§ Short exercise: Retype all material exactly. Pictures stay out of the copy.

-- START The data --

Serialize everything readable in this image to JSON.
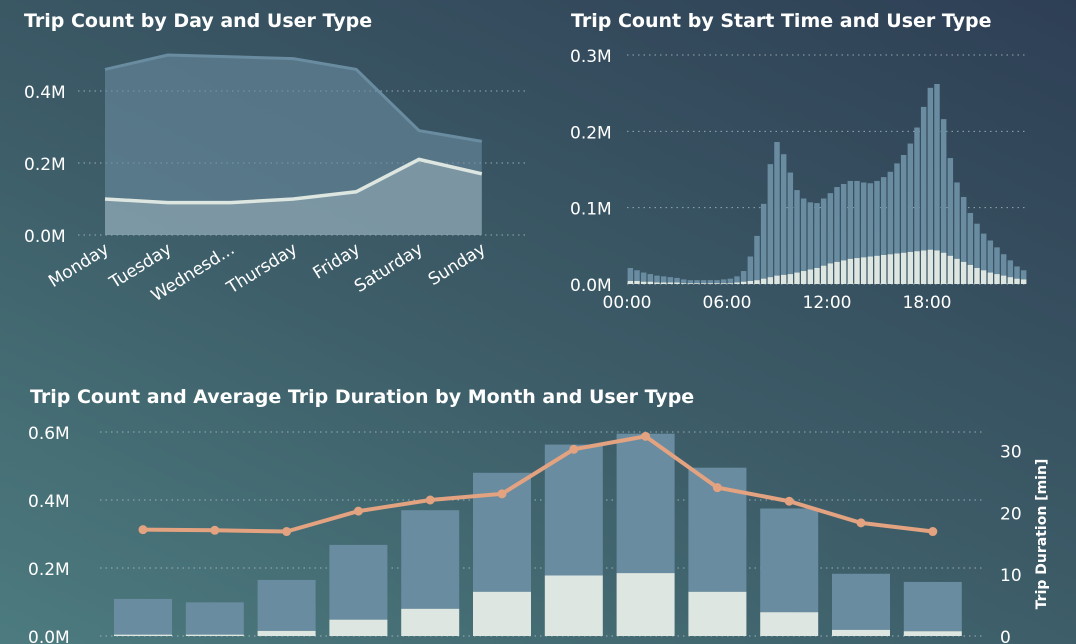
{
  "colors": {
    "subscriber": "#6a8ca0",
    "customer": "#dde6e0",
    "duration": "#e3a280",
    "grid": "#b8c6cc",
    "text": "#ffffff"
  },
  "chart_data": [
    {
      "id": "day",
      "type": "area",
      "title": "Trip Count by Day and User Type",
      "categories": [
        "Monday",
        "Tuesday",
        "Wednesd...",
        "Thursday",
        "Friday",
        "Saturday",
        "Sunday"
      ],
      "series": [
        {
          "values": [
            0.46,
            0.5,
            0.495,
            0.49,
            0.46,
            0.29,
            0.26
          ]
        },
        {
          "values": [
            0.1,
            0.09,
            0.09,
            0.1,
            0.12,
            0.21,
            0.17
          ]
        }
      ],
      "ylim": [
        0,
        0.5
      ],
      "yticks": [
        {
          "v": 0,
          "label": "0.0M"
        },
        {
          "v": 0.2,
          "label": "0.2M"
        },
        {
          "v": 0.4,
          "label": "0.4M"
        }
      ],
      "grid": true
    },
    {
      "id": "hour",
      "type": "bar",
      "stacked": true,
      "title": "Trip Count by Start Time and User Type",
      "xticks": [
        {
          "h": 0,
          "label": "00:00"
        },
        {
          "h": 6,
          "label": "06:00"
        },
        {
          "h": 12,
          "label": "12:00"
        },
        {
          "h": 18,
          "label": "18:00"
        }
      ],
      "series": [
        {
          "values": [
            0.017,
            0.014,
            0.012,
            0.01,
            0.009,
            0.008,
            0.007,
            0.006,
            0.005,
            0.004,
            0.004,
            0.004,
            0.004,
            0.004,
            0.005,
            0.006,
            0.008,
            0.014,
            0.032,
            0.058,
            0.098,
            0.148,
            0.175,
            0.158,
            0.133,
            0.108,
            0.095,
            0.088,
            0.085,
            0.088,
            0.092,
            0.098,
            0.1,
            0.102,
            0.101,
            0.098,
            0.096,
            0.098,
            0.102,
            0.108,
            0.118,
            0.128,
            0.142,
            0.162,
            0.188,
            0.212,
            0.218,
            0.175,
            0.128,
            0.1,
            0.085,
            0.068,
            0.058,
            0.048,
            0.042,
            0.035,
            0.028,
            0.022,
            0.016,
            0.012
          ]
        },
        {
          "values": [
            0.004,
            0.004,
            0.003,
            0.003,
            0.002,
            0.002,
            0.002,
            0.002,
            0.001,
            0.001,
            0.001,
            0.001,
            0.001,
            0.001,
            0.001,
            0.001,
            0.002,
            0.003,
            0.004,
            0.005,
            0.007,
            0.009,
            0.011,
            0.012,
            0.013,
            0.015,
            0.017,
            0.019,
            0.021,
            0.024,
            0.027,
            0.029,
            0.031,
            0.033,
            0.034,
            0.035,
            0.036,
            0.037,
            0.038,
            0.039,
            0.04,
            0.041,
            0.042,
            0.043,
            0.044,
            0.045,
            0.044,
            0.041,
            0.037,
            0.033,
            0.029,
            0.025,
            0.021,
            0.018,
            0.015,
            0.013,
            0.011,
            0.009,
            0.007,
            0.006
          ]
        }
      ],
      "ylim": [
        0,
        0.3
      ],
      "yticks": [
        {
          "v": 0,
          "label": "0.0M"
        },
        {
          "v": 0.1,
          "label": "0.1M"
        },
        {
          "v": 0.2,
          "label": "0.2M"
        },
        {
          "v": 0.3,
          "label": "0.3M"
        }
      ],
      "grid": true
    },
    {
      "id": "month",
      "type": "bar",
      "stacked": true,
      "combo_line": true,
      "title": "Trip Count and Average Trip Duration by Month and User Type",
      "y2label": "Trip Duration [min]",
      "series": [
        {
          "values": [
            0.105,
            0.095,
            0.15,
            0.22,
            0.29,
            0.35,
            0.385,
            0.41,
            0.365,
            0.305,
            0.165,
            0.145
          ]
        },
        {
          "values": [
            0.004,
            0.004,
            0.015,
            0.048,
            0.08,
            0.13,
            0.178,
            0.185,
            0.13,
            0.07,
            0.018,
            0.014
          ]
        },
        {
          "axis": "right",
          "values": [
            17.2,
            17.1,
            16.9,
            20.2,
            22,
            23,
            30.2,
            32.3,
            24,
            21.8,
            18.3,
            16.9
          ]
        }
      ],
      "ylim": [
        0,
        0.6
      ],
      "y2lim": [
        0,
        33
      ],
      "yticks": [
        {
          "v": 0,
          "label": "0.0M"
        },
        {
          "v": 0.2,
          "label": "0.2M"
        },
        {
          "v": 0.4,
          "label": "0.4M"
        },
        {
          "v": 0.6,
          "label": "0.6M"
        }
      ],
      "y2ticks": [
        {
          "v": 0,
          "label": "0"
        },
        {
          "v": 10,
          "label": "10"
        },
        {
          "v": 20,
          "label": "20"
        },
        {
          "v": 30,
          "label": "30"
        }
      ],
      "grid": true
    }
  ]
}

-- END The data --

§ Written answer:
Serialize everything readable in this image to JSON.
{
  "colors": {
    "subscriber": "#6a8ca0",
    "customer": "#dde6e0",
    "duration": "#e3a280",
    "grid": "#b8c6cc",
    "text": "#ffffff"
  },
  "chart_data": [
    {
      "id": "day",
      "type": "area",
      "title": "Trip Count by Day and User Type",
      "categories": [
        "Monday",
        "Tuesday",
        "Wednesd...",
        "Thursday",
        "Friday",
        "Saturday",
        "Sunday"
      ],
      "series": [
        {
          "values": [
            0.46,
            0.5,
            0.495,
            0.49,
            0.46,
            0.29,
            0.26
          ]
        },
        {
          "values": [
            0.1,
            0.09,
            0.09,
            0.1,
            0.12,
            0.21,
            0.17
          ]
        }
      ],
      "ylim": [
        0,
        0.5
      ],
      "yticks": [
        {
          "v": 0,
          "label": "0.0M"
        },
        {
          "v": 0.2,
          "label": "0.2M"
        },
        {
          "v": 0.4,
          "label": "0.4M"
        }
      ],
      "grid": true
    },
    {
      "id": "hour",
      "type": "bar",
      "stacked": true,
      "title": "Trip Count by Start Time and User Type",
      "xticks": [
        {
          "h": 0,
          "label": "00:00"
        },
        {
          "h": 6,
          "label": "06:00"
        },
        {
          "h": 12,
          "label": "12:00"
        },
        {
          "h": 18,
          "label": "18:00"
        }
      ],
      "series": [
        {
          "values": [
            0.017,
            0.014,
            0.012,
            0.01,
            0.009,
            0.008,
            0.007,
            0.006,
            0.005,
            0.004,
            0.004,
            0.004,
            0.004,
            0.004,
            0.005,
            0.006,
            0.008,
            0.014,
            0.032,
            0.058,
            0.098,
            0.148,
            0.175,
            0.158,
            0.133,
            0.108,
            0.095,
            0.088,
            0.085,
            0.088,
            0.092,
            0.098,
            0.1,
            0.102,
            0.101,
            0.098,
            0.096,
            0.098,
            0.102,
            0.108,
            0.118,
            0.128,
            0.142,
            0.162,
            0.188,
            0.212,
            0.218,
            0.175,
            0.128,
            0.1,
            0.085,
            0.068,
            0.058,
            0.048,
            0.042,
            0.035,
            0.028,
            0.022,
            0.016,
            0.012
          ]
        },
        {
          "values": [
            0.004,
            0.004,
            0.003,
            0.003,
            0.002,
            0.002,
            0.002,
            0.002,
            0.001,
            0.001,
            0.001,
            0.001,
            0.001,
            0.001,
            0.001,
            0.001,
            0.002,
            0.003,
            0.004,
            0.005,
            0.007,
            0.009,
            0.011,
            0.012,
            0.013,
            0.015,
            0.017,
            0.019,
            0.021,
            0.024,
            0.027,
            0.029,
            0.031,
            0.033,
            0.034,
            0.035,
            0.036,
            0.037,
            0.038,
            0.039,
            0.04,
            0.041,
            0.042,
            0.043,
            0.044,
            0.045,
            0.044,
            0.041,
            0.037,
            0.033,
            0.029,
            0.025,
            0.021,
            0.018,
            0.015,
            0.013,
            0.011,
            0.009,
            0.007,
            0.006
          ]
        }
      ],
      "ylim": [
        0,
        0.3
      ],
      "yticks": [
        {
          "v": 0,
          "label": "0.0M"
        },
        {
          "v": 0.1,
          "label": "0.1M"
        },
        {
          "v": 0.2,
          "label": "0.2M"
        },
        {
          "v": 0.3,
          "label": "0.3M"
        }
      ],
      "grid": true
    },
    {
      "id": "month",
      "type": "bar",
      "stacked": true,
      "combo_line": true,
      "title": "Trip Count and Average Trip Duration by Month and User Type",
      "y2label": "Trip Duration [min]",
      "series": [
        {
          "values": [
            0.105,
            0.095,
            0.15,
            0.22,
            0.29,
            0.35,
            0.385,
            0.41,
            0.365,
            0.305,
            0.165,
            0.145
          ]
        },
        {
          "values": [
            0.004,
            0.004,
            0.015,
            0.048,
            0.08,
            0.13,
            0.178,
            0.185,
            0.13,
            0.07,
            0.018,
            0.014
          ]
        },
        {
          "axis": "right",
          "values": [
            17.2,
            17.1,
            16.9,
            20.2,
            22,
            23,
            30.2,
            32.3,
            24,
            21.8,
            18.3,
            16.9
          ]
        }
      ],
      "ylim": [
        0,
        0.6
      ],
      "y2lim": [
        0,
        33
      ],
      "yticks": [
        {
          "v": 0,
          "label": "0.0M"
        },
        {
          "v": 0.2,
          "label": "0.2M"
        },
        {
          "v": 0.4,
          "label": "0.4M"
        },
        {
          "v": 0.6,
          "label": "0.6M"
        }
      ],
      "y2ticks": [
        {
          "v": 0,
          "label": "0"
        },
        {
          "v": 10,
          "label": "10"
        },
        {
          "v": 20,
          "label": "20"
        },
        {
          "v": 30,
          "label": "30"
        }
      ],
      "grid": true
    }
  ]
}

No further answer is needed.